DATA EXCERPTS
[Begin]

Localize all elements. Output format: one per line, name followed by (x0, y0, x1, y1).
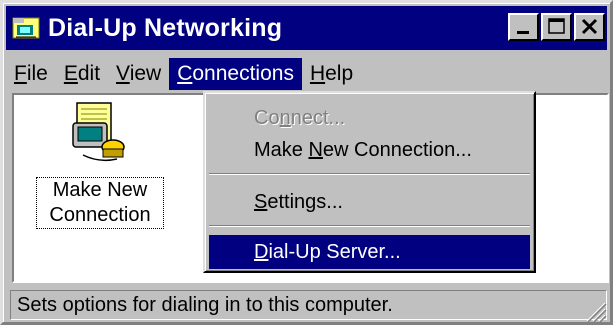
minimize-button[interactable] (508, 13, 539, 41)
menu-help[interactable]: Help (302, 58, 361, 90)
menu-edit-mnemonic: E (63, 62, 78, 85)
status-text: Sets options for dialing in to this comp… (10, 290, 607, 320)
menu-item-settings[interactable]: Settings... (209, 185, 530, 219)
minimize-icon (517, 31, 529, 34)
maximize-icon (548, 18, 565, 34)
menu-edit[interactable]: Edit (56, 58, 108, 90)
dialup-server-label-post: ial-Up Server... (268, 241, 401, 263)
close-button[interactable] (574, 13, 605, 41)
make-new-connection-icon[interactable] (69, 101, 127, 165)
menu-bar: File Edit View Connections Help (6, 55, 607, 93)
menu-file[interactable]: File (6, 58, 56, 90)
menu-view[interactable]: View (108, 58, 169, 90)
menu-item-make-new-connection[interactable]: Make New Connection... (209, 133, 530, 167)
dialup-networking-window: Dial-Up Networking File Edit View Connec… (0, 0, 613, 325)
maximize-button[interactable] (541, 13, 572, 41)
close-icon (581, 18, 598, 35)
menu-edit-label: dit (77, 62, 101, 85)
title-bar[interactable]: Dial-Up Networking (6, 6, 607, 50)
make-new-connection-label[interactable]: Make New Connection (36, 177, 164, 229)
status-bar: Sets options for dialing in to this comp… (6, 287, 607, 323)
connect-mnemonic: n (279, 107, 291, 129)
window-title: Dial-Up Networking (48, 13, 283, 42)
dialup-server-mnemonic: D (254, 241, 269, 263)
menu-separator (209, 225, 530, 227)
menu-item-connect[interactable]: Connect... (209, 101, 530, 135)
dialup-networking-icon[interactable] (12, 15, 40, 41)
menu-view-mnemonic: V (116, 62, 130, 85)
settings-label-post: ettings... (267, 191, 343, 213)
make-new-label-post: ew Connection... (322, 139, 472, 161)
menu-file-label: ile (26, 62, 48, 85)
menu-connections-mnemonic: C (177, 62, 193, 85)
menu-separator (209, 173, 530, 175)
make-new-mnemonic: N (308, 139, 323, 161)
menu-connections[interactable]: Connections (169, 58, 302, 90)
menu-help-mnemonic: H (309, 62, 326, 85)
menu-file-mnemonic: F (14, 62, 27, 85)
menu-view-label: iew (129, 62, 162, 85)
menu-item-dialup-server[interactable]: Dial-Up Server... (209, 235, 530, 269)
settings-mnemonic: S (254, 191, 268, 213)
icon-label-line2: Connection (49, 204, 151, 226)
menu-connections-label: onnections (192, 62, 294, 85)
connect-label-pre: Co (254, 107, 280, 129)
connections-menu: Connect... Make New Connection... Settin… (203, 91, 536, 273)
connect-label-post: nect... (290, 107, 346, 129)
icon-label-line1: Make New (52, 179, 148, 201)
menu-help-label: elp (325, 62, 354, 85)
resize-grip-icon[interactable] (579, 295, 607, 323)
make-new-label-pre: Make (254, 139, 309, 161)
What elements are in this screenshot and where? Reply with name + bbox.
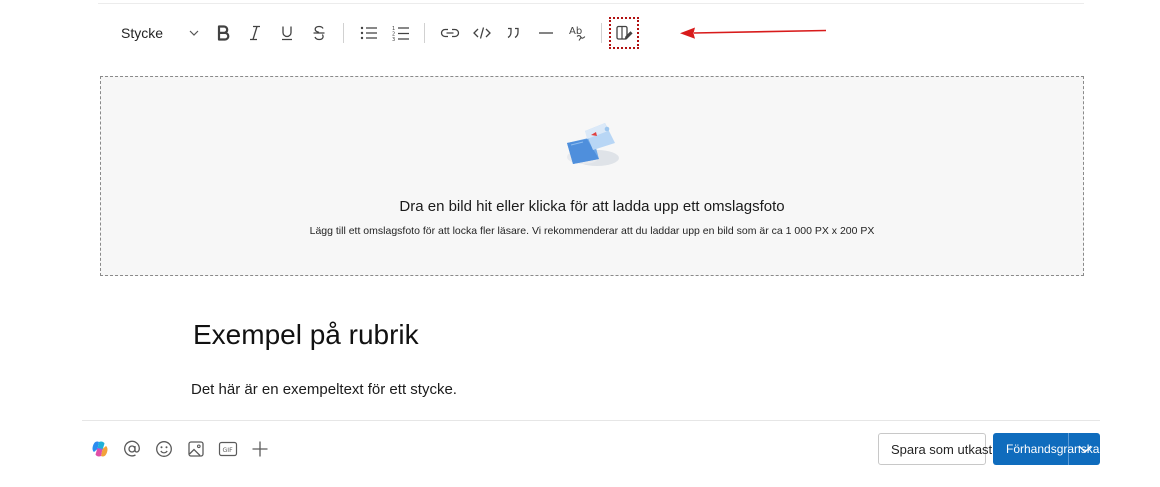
- bold-button[interactable]: [207, 17, 239, 49]
- horizontal-rule-button[interactable]: [530, 17, 562, 49]
- toolbar-separator: [424, 23, 426, 43]
- svg-text:GIF: GIF: [223, 447, 234, 454]
- numbered-list-button[interactable]: 123: [385, 17, 417, 49]
- plus-icon: [252, 441, 268, 457]
- insert-more-button[interactable]: [248, 436, 272, 462]
- underline-button[interactable]: [271, 17, 303, 49]
- preview-button[interactable]: Förhandsgranska: [993, 433, 1099, 465]
- body-paragraph[interactable]: Det här är en exempeltext för ett stycke…: [191, 381, 457, 398]
- spell-check-button[interactable]: Ab: [562, 17, 594, 49]
- insert-toolbar: GIF: [88, 436, 280, 462]
- toolbar-separator: [601, 23, 603, 43]
- italic-icon: [250, 25, 261, 41]
- bottom-divider: [82, 420, 1100, 421]
- copilot-button[interactable]: [88, 436, 112, 462]
- top-divider: [98, 3, 1084, 4]
- dropzone-title: Dra en bild hit eller klicka för att lad…: [399, 198, 785, 215]
- bullet-list-button[interactable]: [353, 17, 385, 49]
- quote-icon: [507, 27, 519, 39]
- bullet-list-icon: [360, 26, 378, 40]
- page-heading[interactable]: Exempel på rubrik: [193, 319, 419, 351]
- link-icon: [440, 28, 460, 38]
- save-draft-label: Spara som utkast: [891, 441, 993, 457]
- chevron-down-icon: [189, 30, 199, 36]
- paragraph-style-label: Stycke: [121, 25, 164, 41]
- link-button[interactable]: [434, 17, 466, 49]
- underline-icon: [282, 26, 293, 41]
- dropzone-subtitle: Lägg till ett omslagsfoto för att locka …: [309, 225, 875, 237]
- preview-label: Förhandsgranska: [1006, 442, 1100, 456]
- page-edit-icon: [616, 25, 633, 40]
- strikethrough-button[interactable]: [303, 17, 335, 49]
- paragraph-style-dropdown[interactable]: Stycke: [112, 17, 207, 49]
- svg-text:3: 3: [392, 37, 395, 41]
- code-button[interactable]: [466, 17, 498, 49]
- svg-text:Ab: Ab: [569, 26, 582, 37]
- insert-image-button[interactable]: [184, 436, 208, 462]
- gif-icon: GIF: [218, 441, 238, 457]
- at-sign-icon: [124, 440, 140, 457]
- bold-icon: [217, 25, 230, 41]
- emoji-button[interactable]: [152, 436, 176, 462]
- spell-check-icon: Ab: [569, 26, 586, 41]
- annotation-arrow-icon: [680, 27, 827, 39]
- code-icon: [473, 27, 491, 39]
- smiley-icon: [156, 441, 172, 457]
- horizontal-rule-icon: [539, 32, 554, 34]
- cover-image-editor-button[interactable]: [609, 17, 640, 49]
- italic-button[interactable]: [239, 17, 271, 49]
- quote-button[interactable]: [498, 17, 530, 49]
- toolbar-separator: [343, 23, 345, 43]
- save-draft-button[interactable]: Spara som utkast: [878, 433, 992, 465]
- insert-gif-button[interactable]: GIF: [216, 436, 240, 462]
- mention-button[interactable]: [120, 436, 144, 462]
- copilot-icon: [92, 441, 108, 457]
- formatting-toolbar: Stycke 123 Ab: [112, 16, 640, 50]
- numbered-list-icon: 123: [392, 26, 410, 41]
- strikethrough-icon: [313, 25, 325, 41]
- image-icon: [188, 441, 204, 457]
- cover-photo-dropzone[interactable]: Dra en bild hit eller klicka för att lad…: [100, 76, 1084, 276]
- upload-image-illustration-icon: [567, 123, 619, 166]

[End]

CHALLENGE
Please rewrite all the entries above, substituting "menu-divider" for "menu-separator" and keeping everything else the same. Omit the pictures.

RESULT OF THE EXERCISE
Localize all elements. Output format: one per line, name followed by (x0, y0, x1, y1).
minimize-button[interactable] (508, 13, 539, 41)
menu-help[interactable]: Help (302, 58, 361, 90)
menu-edit-mnemonic: E (63, 62, 78, 85)
status-text: Sets options for dialing in to this comp… (10, 290, 607, 320)
menu-item-settings[interactable]: Settings... (209, 185, 530, 219)
minimize-icon (517, 31, 529, 34)
maximize-icon (548, 18, 565, 34)
menu-edit[interactable]: Edit (56, 58, 108, 90)
dialup-server-label-post: ial-Up Server... (268, 241, 401, 263)
close-button[interactable] (574, 13, 605, 41)
make-new-connection-icon[interactable] (69, 101, 127, 165)
menu-bar: File Edit View Connections Help (6, 55, 607, 93)
menu-file[interactable]: File (6, 58, 56, 90)
menu-view[interactable]: View (108, 58, 169, 90)
menu-item-make-new-connection[interactable]: Make New Connection... (209, 133, 530, 167)
dialup-networking-window: Dial-Up Networking File Edit View Connec… (0, 0, 613, 325)
maximize-button[interactable] (541, 13, 572, 41)
close-icon (581, 18, 598, 35)
menu-edit-label: dit (77, 62, 101, 85)
title-bar[interactable]: Dial-Up Networking (6, 6, 607, 50)
make-new-connection-label[interactable]: Make New Connection (36, 177, 164, 229)
status-bar: Sets options for dialing in to this comp… (6, 287, 607, 323)
connect-mnemonic: n (279, 107, 291, 129)
window-title: Dial-Up Networking (48, 13, 283, 42)
dialup-server-mnemonic: D (254, 241, 269, 263)
menu-divider (209, 225, 530, 227)
menu-item-connect[interactable]: Connect... (209, 101, 530, 135)
dialup-networking-icon[interactable] (12, 15, 40, 41)
menu-view-mnemonic: V (116, 62, 130, 85)
settings-label-post: ettings... (267, 191, 343, 213)
make-new-label-post: ew Connection... (322, 139, 472, 161)
menu-file-label: ile (26, 62, 48, 85)
menu-connections-mnemonic: C (177, 62, 193, 85)
menu-divider (209, 173, 530, 175)
make-new-mnemonic: N (308, 139, 323, 161)
menu-connections[interactable]: Connections (169, 58, 302, 90)
menu-help-mnemonic: H (309, 62, 326, 85)
menu-file-mnemonic: F (14, 62, 27, 85)
menu-view-label: iew (129, 62, 162, 85)
menu-item-dialup-server[interactable]: Dial-Up Server... (209, 235, 530, 269)
settings-mnemonic: S (254, 191, 268, 213)
icon-label-line2: Connection (49, 204, 151, 226)
menu-connections-label: onnections (192, 62, 294, 85)
connect-label-pre: Co (254, 107, 280, 129)
connections-menu: Connect... Make New Connection... Settin… (203, 91, 536, 273)
connect-label-post: nect... (290, 107, 346, 129)
icon-label-line1: Make New (52, 179, 148, 201)
menu-help-label: elp (325, 62, 354, 85)
resize-grip-icon[interactable] (579, 295, 607, 323)
make-new-label-pre: Make (254, 139, 309, 161)
What elements are in this screenshot and where? Reply with name + bbox.
- bold-button[interactable]: [207, 17, 239, 49]
- horizontal-rule-button[interactable]: [530, 17, 562, 49]
- toolbar-separator: [424, 23, 426, 43]
- svg-text:GIF: GIF: [223, 447, 234, 454]
- numbered-list-button[interactable]: 123: [385, 17, 417, 49]
- plus-icon: [252, 441, 268, 457]
- insert-more-button[interactable]: [248, 436, 272, 462]
- underline-button[interactable]: [271, 17, 303, 49]
- preview-button[interactable]: Förhandsgranska: [993, 433, 1099, 465]
- body-paragraph[interactable]: Det här är en exempeltext för ett stycke…: [191, 381, 457, 398]
- spell-check-button[interactable]: Ab: [562, 17, 594, 49]
- insert-toolbar: GIF: [88, 436, 280, 462]
- toolbar-separator: [601, 23, 603, 43]
- italic-icon: [250, 25, 261, 41]
- bottom-divider: [82, 420, 1100, 421]
- copilot-button[interactable]: [88, 436, 112, 462]
- top-divider: [98, 3, 1084, 4]
- dropzone-title: Dra en bild hit eller klicka för att lad…: [399, 198, 785, 215]
- bullet-list-button[interactable]: [353, 17, 385, 49]
- quote-icon: [507, 27, 519, 39]
- bullet-list-icon: [360, 26, 378, 40]
- page-heading[interactable]: Exempel på rubrik: [193, 319, 419, 351]
- link-icon: [440, 28, 460, 38]
- save-draft-label: Spara som utkast: [891, 441, 993, 457]
- chevron-down-icon: [189, 30, 199, 36]
- paragraph-style-label: Stycke: [121, 25, 164, 41]
- link-button[interactable]: [434, 17, 466, 49]
- underline-icon: [282, 26, 293, 41]
- dropzone-subtitle: Lägg till ett omslagsfoto för att locka …: [309, 225, 875, 237]
- preview-label: Förhandsgranska: [1006, 442, 1100, 456]
- page-edit-icon: [616, 25, 633, 40]
- strikethrough-button[interactable]: [303, 17, 335, 49]
- paragraph-style-dropdown[interactable]: Stycke: [112, 17, 207, 49]
- svg-text:3: 3: [392, 37, 395, 41]
- code-button[interactable]: [466, 17, 498, 49]
- svg-text:Ab: Ab: [569, 26, 582, 37]
- insert-image-button[interactable]: [184, 436, 208, 462]
- gif-icon: GIF: [218, 441, 238, 457]
- at-sign-icon: [124, 440, 140, 457]
- bold-icon: [217, 25, 230, 41]
- emoji-button[interactable]: [152, 436, 176, 462]
- spell-check-icon: Ab: [569, 26, 586, 41]
- annotation-arrow-icon: [680, 27, 827, 39]
- code-icon: [473, 27, 491, 39]
- smiley-icon: [156, 441, 172, 457]
- horizontal-rule-icon: [539, 32, 554, 34]
- cover-image-editor-button[interactable]: [609, 17, 640, 49]
- italic-button[interactable]: [239, 17, 271, 49]
- quote-button[interactable]: [498, 17, 530, 49]
- toolbar-separator: [343, 23, 345, 43]
- save-draft-button[interactable]: Spara som utkast: [878, 433, 992, 465]
- insert-gif-button[interactable]: GIF: [216, 436, 240, 462]
- mention-button[interactable]: [120, 436, 144, 462]
- copilot-icon: [92, 441, 108, 457]
- formatting-toolbar: Stycke 123 Ab: [112, 16, 640, 50]
- numbered-list-icon: 123: [392, 26, 410, 41]
- strikethrough-icon: [313, 25, 325, 41]
- image-icon: [188, 441, 204, 457]
- cover-photo-dropzone[interactable]: Dra en bild hit eller klicka för att lad…: [100, 76, 1084, 276]
- upload-image-illustration-icon: [567, 123, 619, 166]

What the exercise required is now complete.